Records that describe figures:

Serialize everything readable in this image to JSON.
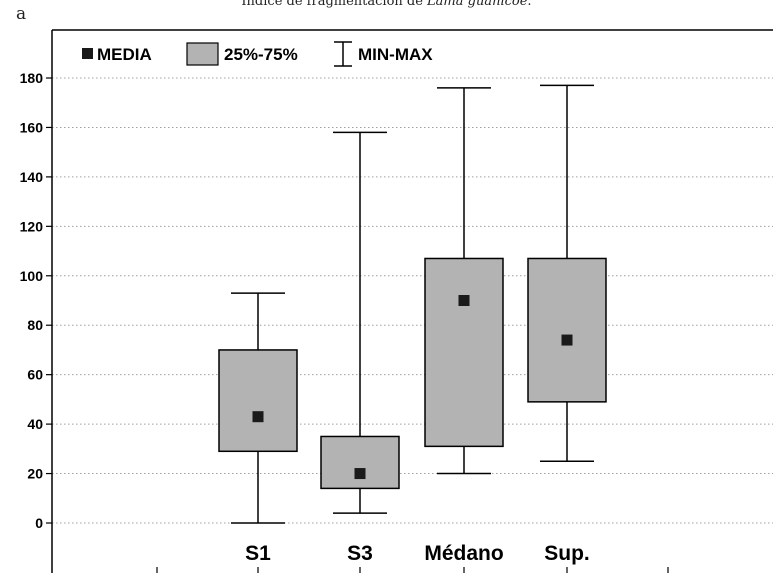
{
  "caption": {
    "prefix": "Índice de fragmentación de ",
    "species": "Lama guanicoe",
    "suffix": "."
  },
  "panel_label": "a",
  "chart_data": {
    "type": "box",
    "title": "",
    "xlabel": "",
    "ylabel": "",
    "ylim": [
      -12,
      190
    ],
    "yticks": [
      0,
      20,
      40,
      60,
      80,
      100,
      120,
      140,
      160,
      180
    ],
    "grid": "horizontal dotted",
    "legend": {
      "placement": "top-left",
      "entries": [
        {
          "label": "MEDIA",
          "marker": "filled-square"
        },
        {
          "label": "25%-75%",
          "marker": "box"
        },
        {
          "label": "MIN-MAX",
          "marker": "whisker"
        }
      ]
    },
    "categories": [
      "S1",
      "S3",
      "Médano",
      "Sup."
    ],
    "boxes": [
      {
        "category": "S1",
        "min": 0,
        "q1": 29,
        "median": 43,
        "q3": 70,
        "max": 93
      },
      {
        "category": "S3",
        "min": 4,
        "q1": 14,
        "median": 20,
        "q3": 35,
        "max": 158
      },
      {
        "category": "Médano",
        "min": 20,
        "q1": 31,
        "median": 90,
        "q3": 107,
        "max": 176
      },
      {
        "category": "Sup.",
        "min": 25,
        "q1": 49,
        "median": 74,
        "q3": 107,
        "max": 177
      }
    ],
    "colors": {
      "box_fill": "#b3b3b3",
      "stroke": "#000000",
      "grid": "#a0a0a0",
      "mean_marker": "#1a1a1a"
    }
  }
}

Problem to work on:
Report the number of lines of the listing above that hold the string "median", with no other text.

Solved problem:
4